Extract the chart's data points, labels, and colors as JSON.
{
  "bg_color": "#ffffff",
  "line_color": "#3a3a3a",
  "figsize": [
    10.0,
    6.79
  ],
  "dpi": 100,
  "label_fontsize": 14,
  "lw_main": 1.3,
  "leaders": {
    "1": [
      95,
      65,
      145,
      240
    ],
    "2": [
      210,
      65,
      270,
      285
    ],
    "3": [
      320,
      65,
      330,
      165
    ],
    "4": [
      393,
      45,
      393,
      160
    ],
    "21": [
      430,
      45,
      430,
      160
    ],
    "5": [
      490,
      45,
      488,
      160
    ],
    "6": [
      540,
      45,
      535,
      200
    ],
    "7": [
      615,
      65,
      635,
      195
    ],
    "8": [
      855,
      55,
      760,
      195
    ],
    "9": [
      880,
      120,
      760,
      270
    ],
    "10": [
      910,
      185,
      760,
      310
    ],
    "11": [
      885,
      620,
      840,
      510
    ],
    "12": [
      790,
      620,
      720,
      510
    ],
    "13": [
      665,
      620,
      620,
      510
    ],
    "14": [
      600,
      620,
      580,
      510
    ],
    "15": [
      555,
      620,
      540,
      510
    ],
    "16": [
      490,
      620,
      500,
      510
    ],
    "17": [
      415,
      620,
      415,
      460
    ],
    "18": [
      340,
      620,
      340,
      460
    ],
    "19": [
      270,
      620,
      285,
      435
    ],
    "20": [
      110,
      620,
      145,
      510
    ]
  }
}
════════
_Work to do_. Recite the full listing above exactly.

_Full solution_.
Extract the chart's data points, labels, and colors as JSON.
{
  "bg_color": "#ffffff",
  "line_color": "#3a3a3a",
  "figsize": [
    10.0,
    6.79
  ],
  "dpi": 100,
  "label_fontsize": 14,
  "lw_main": 1.3,
  "leaders": {
    "1": [
      95,
      65,
      145,
      240
    ],
    "2": [
      210,
      65,
      270,
      285
    ],
    "3": [
      320,
      65,
      330,
      165
    ],
    "4": [
      393,
      45,
      393,
      160
    ],
    "21": [
      430,
      45,
      430,
      160
    ],
    "5": [
      490,
      45,
      488,
      160
    ],
    "6": [
      540,
      45,
      535,
      200
    ],
    "7": [
      615,
      65,
      635,
      195
    ],
    "8": [
      855,
      55,
      760,
      195
    ],
    "9": [
      880,
      120,
      760,
      270
    ],
    "10": [
      910,
      185,
      760,
      310
    ],
    "11": [
      885,
      620,
      840,
      510
    ],
    "12": [
      790,
      620,
      720,
      510
    ],
    "13": [
      665,
      620,
      620,
      510
    ],
    "14": [
      600,
      620,
      580,
      510
    ],
    "15": [
      555,
      620,
      540,
      510
    ],
    "16": [
      490,
      620,
      500,
      510
    ],
    "17": [
      415,
      620,
      415,
      460
    ],
    "18": [
      340,
      620,
      340,
      460
    ],
    "19": [
      270,
      620,
      285,
      435
    ],
    "20": [
      110,
      620,
      145,
      510
    ]
  }
}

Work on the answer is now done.